[Recorded data]
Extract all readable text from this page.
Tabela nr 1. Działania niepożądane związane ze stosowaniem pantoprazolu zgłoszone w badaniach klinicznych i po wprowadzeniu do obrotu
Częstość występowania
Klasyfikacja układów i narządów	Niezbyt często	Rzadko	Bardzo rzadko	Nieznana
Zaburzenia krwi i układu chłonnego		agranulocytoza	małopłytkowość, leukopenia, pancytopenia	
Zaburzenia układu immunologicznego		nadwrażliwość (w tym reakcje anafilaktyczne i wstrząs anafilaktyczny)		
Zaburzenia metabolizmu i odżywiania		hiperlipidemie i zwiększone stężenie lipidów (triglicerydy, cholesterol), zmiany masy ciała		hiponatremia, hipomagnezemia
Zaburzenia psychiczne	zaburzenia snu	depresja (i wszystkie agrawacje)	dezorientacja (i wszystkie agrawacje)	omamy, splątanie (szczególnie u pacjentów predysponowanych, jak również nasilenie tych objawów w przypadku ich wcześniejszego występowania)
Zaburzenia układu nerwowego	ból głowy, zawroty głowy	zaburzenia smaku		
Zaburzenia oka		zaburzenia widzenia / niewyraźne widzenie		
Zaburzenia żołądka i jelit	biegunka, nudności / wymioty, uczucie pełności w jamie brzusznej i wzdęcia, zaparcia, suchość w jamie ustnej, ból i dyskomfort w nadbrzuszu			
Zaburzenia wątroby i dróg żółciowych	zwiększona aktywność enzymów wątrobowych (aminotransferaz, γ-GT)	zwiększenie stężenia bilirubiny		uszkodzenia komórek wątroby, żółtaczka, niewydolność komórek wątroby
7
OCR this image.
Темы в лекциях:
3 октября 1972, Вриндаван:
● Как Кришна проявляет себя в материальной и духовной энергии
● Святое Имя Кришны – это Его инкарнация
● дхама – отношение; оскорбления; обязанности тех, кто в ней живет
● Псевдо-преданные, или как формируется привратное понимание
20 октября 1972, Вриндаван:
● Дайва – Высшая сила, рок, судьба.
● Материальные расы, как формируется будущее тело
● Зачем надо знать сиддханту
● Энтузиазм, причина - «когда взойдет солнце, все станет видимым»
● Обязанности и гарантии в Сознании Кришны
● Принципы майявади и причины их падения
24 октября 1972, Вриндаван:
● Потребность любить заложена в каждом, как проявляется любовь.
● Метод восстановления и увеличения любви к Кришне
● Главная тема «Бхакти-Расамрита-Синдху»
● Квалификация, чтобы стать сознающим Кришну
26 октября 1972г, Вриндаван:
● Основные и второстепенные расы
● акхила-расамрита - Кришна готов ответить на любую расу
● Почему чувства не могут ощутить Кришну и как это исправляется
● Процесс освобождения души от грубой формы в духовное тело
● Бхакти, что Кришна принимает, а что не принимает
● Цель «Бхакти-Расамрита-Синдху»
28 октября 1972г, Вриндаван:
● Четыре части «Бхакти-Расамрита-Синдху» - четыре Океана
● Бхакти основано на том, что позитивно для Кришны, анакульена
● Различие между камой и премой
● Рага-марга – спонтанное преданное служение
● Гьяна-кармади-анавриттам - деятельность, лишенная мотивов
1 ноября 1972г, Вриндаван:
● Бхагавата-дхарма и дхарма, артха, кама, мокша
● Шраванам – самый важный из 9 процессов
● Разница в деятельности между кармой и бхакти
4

* * *

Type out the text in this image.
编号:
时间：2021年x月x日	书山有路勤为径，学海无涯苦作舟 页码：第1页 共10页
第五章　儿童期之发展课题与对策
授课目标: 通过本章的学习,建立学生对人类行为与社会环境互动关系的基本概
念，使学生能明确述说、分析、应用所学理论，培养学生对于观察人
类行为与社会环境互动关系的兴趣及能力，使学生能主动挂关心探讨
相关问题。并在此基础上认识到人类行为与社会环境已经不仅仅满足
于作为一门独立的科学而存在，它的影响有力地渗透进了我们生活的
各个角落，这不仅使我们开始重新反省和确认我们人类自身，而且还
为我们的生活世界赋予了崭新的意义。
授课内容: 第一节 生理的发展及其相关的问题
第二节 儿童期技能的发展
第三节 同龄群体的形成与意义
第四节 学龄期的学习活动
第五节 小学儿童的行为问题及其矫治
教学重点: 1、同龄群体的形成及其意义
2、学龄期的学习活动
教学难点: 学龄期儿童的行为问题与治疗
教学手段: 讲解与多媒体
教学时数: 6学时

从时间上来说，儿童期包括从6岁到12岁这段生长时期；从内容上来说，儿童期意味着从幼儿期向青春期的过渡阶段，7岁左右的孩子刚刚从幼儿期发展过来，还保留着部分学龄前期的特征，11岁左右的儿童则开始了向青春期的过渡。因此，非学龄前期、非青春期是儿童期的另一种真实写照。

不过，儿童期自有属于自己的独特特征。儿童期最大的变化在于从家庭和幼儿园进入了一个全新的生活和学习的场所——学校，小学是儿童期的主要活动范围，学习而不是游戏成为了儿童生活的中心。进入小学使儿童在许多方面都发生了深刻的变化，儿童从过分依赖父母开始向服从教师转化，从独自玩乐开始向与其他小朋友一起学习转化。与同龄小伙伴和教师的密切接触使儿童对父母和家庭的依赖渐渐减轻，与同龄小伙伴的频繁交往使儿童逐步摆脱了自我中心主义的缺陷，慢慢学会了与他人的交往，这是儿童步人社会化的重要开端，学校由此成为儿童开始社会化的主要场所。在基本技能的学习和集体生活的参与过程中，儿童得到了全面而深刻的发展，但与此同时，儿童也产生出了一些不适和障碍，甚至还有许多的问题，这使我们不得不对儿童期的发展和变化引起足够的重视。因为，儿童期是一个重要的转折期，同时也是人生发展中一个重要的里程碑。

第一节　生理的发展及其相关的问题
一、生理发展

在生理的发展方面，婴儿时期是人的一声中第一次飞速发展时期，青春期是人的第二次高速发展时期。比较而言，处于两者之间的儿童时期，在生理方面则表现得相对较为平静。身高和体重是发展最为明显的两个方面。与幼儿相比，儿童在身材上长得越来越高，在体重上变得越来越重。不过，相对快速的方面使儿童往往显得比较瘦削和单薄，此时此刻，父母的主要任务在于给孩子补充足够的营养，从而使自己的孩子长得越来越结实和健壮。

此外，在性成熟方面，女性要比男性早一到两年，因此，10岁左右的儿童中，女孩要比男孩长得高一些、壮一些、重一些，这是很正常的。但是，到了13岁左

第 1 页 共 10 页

◆ What this task involves ◆
The word "между" appears in how many lines of the data? Answer with only the number.

◆ Answer to this problem ◆
2